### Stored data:
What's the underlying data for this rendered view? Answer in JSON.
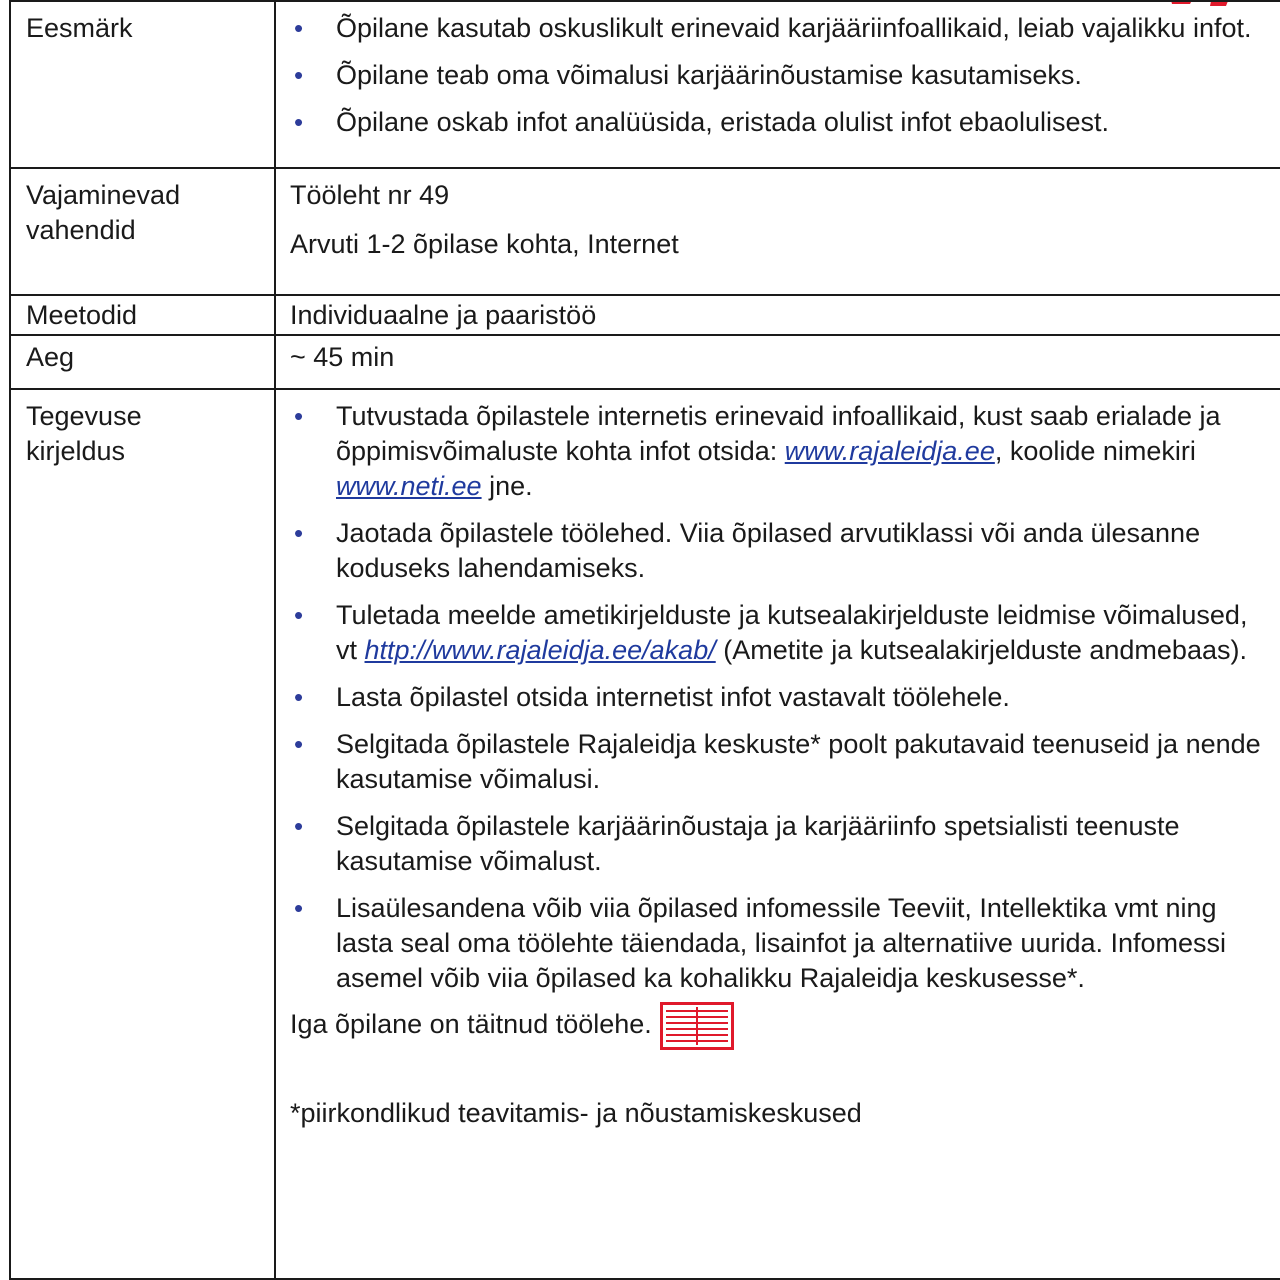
{
  "accent_red": "#e0192b",
  "bullet_color": "#2d3c9a",
  "link_color": "#1f3a9e",
  "rows": {
    "eesmark": {
      "label": "Eesmärk",
      "bullets": [
        "Õpilane kasutab oskuslikult erinevaid karjääriinfoallikaid, leiab vajalikku infot.",
        "Õpilane teab oma võimalusi karjäärinõustamise kasutamiseks.",
        "Õpilane oskab infot analüüsida, eristada olulist infot ebaolulisest."
      ]
    },
    "vahendid": {
      "label_line1": "Vajaminevad",
      "label_line2": "vahendid",
      "line1": "Tööleht nr 49",
      "line2": "Arvuti 1-2 õpilase kohta, Internet"
    },
    "meetodid": {
      "label": "Meetodid",
      "value": "Individuaalne ja paaristöö"
    },
    "aeg": {
      "label": "Aeg",
      "value": "~ 45 min"
    },
    "tegevus": {
      "label_line1": "Tegevuse",
      "label_line2": "kirjeldus",
      "b1_text1": "Tutvustada õpilastele internetis erinevaid infoallikaid, kust saab erialade ja õppimisvõimaluste kohta infot otsida: ",
      "b1_link1": "www.rajaleidja.ee",
      "b1_text2": ", koolide nimekiri ",
      "b1_link2": "www.neti.ee",
      "b1_text3": " jne.",
      "b2": "Jaotada õpilastele töölehed. Viia õpilased arvutiklassi või anda ülesanne koduseks lahendamiseks.",
      "b3_text1": "Tuletada meelde ametikirjelduste ja kutsealakirjelduste leidmise võimalused, vt  ",
      "b3_link": "http://www.rajaleidja.ee/akab/",
      "b3_text2": " (Ametite ja kutsealakirjelduste andmebaas).",
      "b4": "Lasta õpilastel otsida internetist infot vastavalt töölehele.",
      "b5": "Selgitada õpilastele Rajaleidja keskuste* poolt pakutavaid teenuseid ja nende kasutamise võimalusi.",
      "b6": "Selgitada õpilastele karjäärinõustaja ja karjääriinfo spetsialisti teenuste kasutamise võimalust.",
      "b7": "Lisaülesandena võib viia õpilased infomessile Teeviit, Intellektika vmt ning lasta seal oma töölehte täiendada, lisainfot ja alternatiive uurida. Infomessi asemel võib viia õpilased ka kohalikku Rajaleidja keskusesse*.",
      "outcome": "Iga õpilane on täitnud töölehe.",
      "outcome_icon": "worksheet-icon",
      "footnote": "*piirkondlikud teavitamis- ja nõustamiskeskused"
    }
  }
}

### Exercise task:
Find the word "value" and list each line it appears in.

### Solved problem:
      "value": "Individuaalne ja paaristöö"
      "value": "~ 45 min"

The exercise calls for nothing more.